■ **Work to complete**
Will you quote all of the entries, word for word?

__________

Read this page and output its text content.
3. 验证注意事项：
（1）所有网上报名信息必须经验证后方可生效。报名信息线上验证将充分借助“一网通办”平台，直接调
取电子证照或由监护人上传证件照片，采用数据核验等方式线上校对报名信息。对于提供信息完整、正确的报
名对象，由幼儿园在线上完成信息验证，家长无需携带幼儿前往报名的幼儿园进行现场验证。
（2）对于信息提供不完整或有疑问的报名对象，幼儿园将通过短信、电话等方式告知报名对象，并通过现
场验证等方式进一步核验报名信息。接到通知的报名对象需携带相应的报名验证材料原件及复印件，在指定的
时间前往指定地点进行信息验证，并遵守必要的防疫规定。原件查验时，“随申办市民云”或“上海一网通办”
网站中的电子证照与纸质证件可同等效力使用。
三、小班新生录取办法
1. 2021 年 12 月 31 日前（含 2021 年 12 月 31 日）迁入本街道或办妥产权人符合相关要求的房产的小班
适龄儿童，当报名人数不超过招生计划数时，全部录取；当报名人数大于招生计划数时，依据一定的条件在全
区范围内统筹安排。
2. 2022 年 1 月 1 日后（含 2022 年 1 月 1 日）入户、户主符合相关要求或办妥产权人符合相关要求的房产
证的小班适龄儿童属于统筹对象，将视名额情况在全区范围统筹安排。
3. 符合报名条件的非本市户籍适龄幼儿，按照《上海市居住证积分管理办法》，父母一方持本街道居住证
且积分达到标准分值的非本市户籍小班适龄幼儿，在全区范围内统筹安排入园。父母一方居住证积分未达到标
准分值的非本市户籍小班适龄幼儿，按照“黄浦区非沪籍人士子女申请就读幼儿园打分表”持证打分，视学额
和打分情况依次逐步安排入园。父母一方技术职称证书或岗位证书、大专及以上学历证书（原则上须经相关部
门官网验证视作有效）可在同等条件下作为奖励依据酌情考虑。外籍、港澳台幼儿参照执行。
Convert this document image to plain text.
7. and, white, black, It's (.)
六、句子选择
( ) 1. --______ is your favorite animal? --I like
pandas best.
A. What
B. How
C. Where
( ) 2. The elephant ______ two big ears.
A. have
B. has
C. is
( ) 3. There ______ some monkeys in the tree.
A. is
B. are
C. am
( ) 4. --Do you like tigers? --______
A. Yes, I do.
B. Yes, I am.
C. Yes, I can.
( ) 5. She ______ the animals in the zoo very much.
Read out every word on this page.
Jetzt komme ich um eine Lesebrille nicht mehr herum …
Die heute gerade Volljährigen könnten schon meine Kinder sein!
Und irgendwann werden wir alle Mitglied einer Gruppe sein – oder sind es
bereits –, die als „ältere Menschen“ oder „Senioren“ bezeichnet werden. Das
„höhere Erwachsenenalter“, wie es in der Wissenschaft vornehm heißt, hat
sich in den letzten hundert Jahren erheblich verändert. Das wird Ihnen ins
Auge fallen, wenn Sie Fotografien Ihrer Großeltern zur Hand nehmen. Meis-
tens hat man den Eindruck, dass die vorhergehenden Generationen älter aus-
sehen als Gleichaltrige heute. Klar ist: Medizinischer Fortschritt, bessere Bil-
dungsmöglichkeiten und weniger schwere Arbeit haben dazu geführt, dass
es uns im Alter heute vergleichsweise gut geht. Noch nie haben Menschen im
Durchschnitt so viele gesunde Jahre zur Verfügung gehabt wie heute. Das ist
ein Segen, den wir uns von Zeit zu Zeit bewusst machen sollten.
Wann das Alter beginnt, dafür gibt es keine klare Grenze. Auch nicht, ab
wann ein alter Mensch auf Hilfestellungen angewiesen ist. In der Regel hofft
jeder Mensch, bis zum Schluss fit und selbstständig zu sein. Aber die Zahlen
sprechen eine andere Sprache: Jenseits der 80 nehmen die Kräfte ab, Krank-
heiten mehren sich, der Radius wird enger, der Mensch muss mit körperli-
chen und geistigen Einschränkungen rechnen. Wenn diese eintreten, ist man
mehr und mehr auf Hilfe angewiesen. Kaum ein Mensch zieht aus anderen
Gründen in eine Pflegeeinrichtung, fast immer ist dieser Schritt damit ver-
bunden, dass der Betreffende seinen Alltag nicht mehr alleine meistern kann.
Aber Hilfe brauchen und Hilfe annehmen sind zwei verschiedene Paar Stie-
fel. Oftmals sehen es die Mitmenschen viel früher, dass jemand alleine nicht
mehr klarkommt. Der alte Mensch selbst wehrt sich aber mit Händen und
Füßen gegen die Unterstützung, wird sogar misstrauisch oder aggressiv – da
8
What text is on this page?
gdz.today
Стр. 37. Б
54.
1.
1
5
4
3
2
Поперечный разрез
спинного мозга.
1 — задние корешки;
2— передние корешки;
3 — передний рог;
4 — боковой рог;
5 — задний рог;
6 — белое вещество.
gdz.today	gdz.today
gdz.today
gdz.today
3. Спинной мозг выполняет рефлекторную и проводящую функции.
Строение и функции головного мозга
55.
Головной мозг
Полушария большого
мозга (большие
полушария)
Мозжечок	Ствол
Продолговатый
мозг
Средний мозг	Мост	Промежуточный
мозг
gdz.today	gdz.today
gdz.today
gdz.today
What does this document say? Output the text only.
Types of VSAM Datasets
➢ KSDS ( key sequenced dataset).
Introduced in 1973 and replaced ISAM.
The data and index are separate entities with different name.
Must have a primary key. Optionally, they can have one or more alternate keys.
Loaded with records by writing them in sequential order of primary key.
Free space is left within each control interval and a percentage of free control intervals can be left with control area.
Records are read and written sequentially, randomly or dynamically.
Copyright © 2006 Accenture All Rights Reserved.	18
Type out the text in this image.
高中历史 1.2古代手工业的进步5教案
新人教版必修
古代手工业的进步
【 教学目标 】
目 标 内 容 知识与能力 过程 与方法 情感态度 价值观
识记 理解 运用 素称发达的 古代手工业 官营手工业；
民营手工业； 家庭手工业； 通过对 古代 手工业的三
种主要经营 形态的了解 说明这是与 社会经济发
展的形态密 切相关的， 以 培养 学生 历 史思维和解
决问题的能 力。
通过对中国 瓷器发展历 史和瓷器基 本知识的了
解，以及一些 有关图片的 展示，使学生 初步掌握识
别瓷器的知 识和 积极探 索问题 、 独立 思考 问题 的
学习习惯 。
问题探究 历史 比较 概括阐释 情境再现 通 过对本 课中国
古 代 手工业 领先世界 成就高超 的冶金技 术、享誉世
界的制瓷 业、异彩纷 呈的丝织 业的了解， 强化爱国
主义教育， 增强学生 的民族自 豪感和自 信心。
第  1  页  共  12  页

__________

■ **Answer to the exercise**
Read this page and output its text content.
3. 验证注意事项：
（1）所有网上报名信息必须经验证后方可生效。报名信息线上验证将充分借助“一网通办”平台，直接调
取电子证照或由监护人上传证件照片，采用数据核验等方式线上校对报名信息。对于提供信息完整、正确的报
名对象，由幼儿园在线上完成信息验证，家长无需携带幼儿前往报名的幼儿园进行现场验证。
（2）对于信息提供不完整或有疑问的报名对象，幼儿园将通过短信、电话等方式告知报名对象，并通过现
场验证等方式进一步核验报名信息。接到通知的报名对象需携带相应的报名验证材料原件及复印件，在指定的
时间前往指定地点进行信息验证，并遵守必要的防疫规定。原件查验时，“随申办市民云”或“上海一网通办”
网站中的电子证照与纸质证件可同等效力使用。
三、小班新生录取办法
1. 2021 年 12 月 31 日前（含 2021 年 12 月 31 日）迁入本街道或办妥产权人符合相关要求的房产的小班
适龄儿童，当报名人数不超过招生计划数时，全部录取；当报名人数大于招生计划数时，依据一定的条件在全
区范围内统筹安排。
2. 2022 年 1 月 1 日后（含 2022 年 1 月 1 日）入户、户主符合相关要求或办妥产权人符合相关要求的房产
证的小班适龄儿童属于统筹对象，将视名额情况在全区范围统筹安排。
3. 符合报名条件的非本市户籍适龄幼儿，按照《上海市居住证积分管理办法》，父母一方持本街道居住证
且积分达到标准分值的非本市户籍小班适龄幼儿，在全区范围内统筹安排入园。父母一方居住证积分未达到标
准分值的非本市户籍小班适龄幼儿，按照“黄浦区非沪籍人士子女申请就读幼儿园打分表”持证打分，视学额
和打分情况依次逐步安排入园。父母一方技术职称证书或岗位证书、大专及以上学历证书（原则上须经相关部
门官网验证视作有效）可在同等条件下作为奖励依据酌情考虑。外籍、港澳台幼儿参照执行。
Convert this document image to plain text.
7. and, white, black, It's (.)
六、句子选择
( ) 1. --______ is your favorite animal? --I like
pandas best.
A. What
B. How
C. Where
( ) 2. The elephant ______ two big ears.
A. have
B. has
C. is
( ) 3. There ______ some monkeys in the tree.
A. is
B. are
C. am
( ) 4. --Do you like tigers? --______
A. Yes, I do.
B. Yes, I am.
C. Yes, I can.
( ) 5. She ______ the animals in the zoo very much.
Read out every word on this page.
Jetzt komme ich um eine Lesebrille nicht mehr herum …
Die heute gerade Volljährigen könnten schon meine Kinder sein!
Und irgendwann werden wir alle Mitglied einer Gruppe sein – oder sind es
bereits –, die als „ältere Menschen“ oder „Senioren“ bezeichnet werden. Das
„höhere Erwachsenenalter“, wie es in der Wissenschaft vornehm heißt, hat
sich in den letzten hundert Jahren erheblich verändert. Das wird Ihnen ins
Auge fallen, wenn Sie Fotografien Ihrer Großeltern zur Hand nehmen. Meis-
tens hat man den Eindruck, dass die vorhergehenden Generationen älter aus-
sehen als Gleichaltrige heute. Klar ist: Medizinischer Fortschritt, bessere Bil-
dungsmöglichkeiten und weniger schwere Arbeit haben dazu geführt, dass
es uns im Alter heute vergleichsweise gut geht. Noch nie haben Menschen im
Durchschnitt so viele gesunde Jahre zur Verfügung gehabt wie heute. Das ist
ein Segen, den wir uns von Zeit zu Zeit bewusst machen sollten.
Wann das Alter beginnt, dafür gibt es keine klare Grenze. Auch nicht, ab
wann ein alter Mensch auf Hilfestellungen angewiesen ist. In der Regel hofft
jeder Mensch, bis zum Schluss fit und selbstständig zu sein. Aber die Zahlen
sprechen eine andere Sprache: Jenseits der 80 nehmen die Kräfte ab, Krank-
heiten mehren sich, der Radius wird enger, der Mensch muss mit körperli-
chen und geistigen Einschränkungen rechnen. Wenn diese eintreten, ist man
mehr und mehr auf Hilfe angewiesen. Kaum ein Mensch zieht aus anderen
Gründen in eine Pflegeeinrichtung, fast immer ist dieser Schritt damit ver-
bunden, dass der Betreffende seinen Alltag nicht mehr alleine meistern kann.
Aber Hilfe brauchen und Hilfe annehmen sind zwei verschiedene Paar Stie-
fel. Oftmals sehen es die Mitmenschen viel früher, dass jemand alleine nicht
mehr klarkommt. Der alte Mensch selbst wehrt sich aber mit Händen und
Füßen gegen die Unterstützung, wird sogar misstrauisch oder aggressiv – da
8
What text is on this page?
gdz.today
Стр. 37. Б
54.
1.
1
5
4
3
2
Поперечный разрез
спинного мозга.
1 — задние корешки;
2— передние корешки;
3 — передний рог;
4 — боковой рог;
5 — задний рог;
6 — белое вещество.
gdz.today	gdz.today
gdz.today
gdz.today
3. Спинной мозг выполняет рефлекторную и проводящую функции.
Строение и функции головного мозга
55.
Головной мозг
Полушария большого
мозга (большие
полушария)
Мозжечок	Ствол
Продолговатый
мозг
Средний мозг	Мост	Промежуточный
мозг
gdz.today	gdz.today
gdz.today
gdz.today
What does this document say? Output the text only.
Types of VSAM Datasets
➢ KSDS ( key sequenced dataset).
Introduced in 1973 and replaced ISAM.
The data and index are separate entities with different name.
Must have a primary key. Optionally, they can have one or more alternate keys.
Loaded with records by writing them in sequential order of primary key.
Free space is left within each control interval and a percentage of free control intervals can be left with control area.
Records are read and written sequentially, randomly or dynamically.
Copyright © 2006 Accenture All Rights Reserved.	18
Type out the text in this image.
高中历史 1.2古代手工业的进步5教案
新人教版必修
古代手工业的进步
【 教学目标 】
目 标 内 容 知识与能力 过程 与方法 情感态度 价值观
识记 理解 运用 素称发达的 古代手工业 官营手工业；
民营手工业； 家庭手工业； 通过对 古代 手工业的三
种主要经营 形态的了解 说明这是与 社会经济发
展的形态密 切相关的， 以 培养 学生 历 史思维和解
决问题的能 力。
通过对中国 瓷器发展历 史和瓷器基 本知识的了
解，以及一些 有关图片的 展示，使学生 初步掌握识
别瓷器的知 识和 积极探 索问题 、 独立 思考 问题 的
学习习惯 。
问题探究 历史 比较 概括阐释 情境再现 通 过对本 课中国
古 代 手工业 领先世界 成就高超 的冶金技 术、享誉世
界的制瓷 业、异彩纷 呈的丝织 业的了解， 强化爱国
主义教育， 增强学生 的民族自 豪感和自 信心。
第  1  页  共  12  页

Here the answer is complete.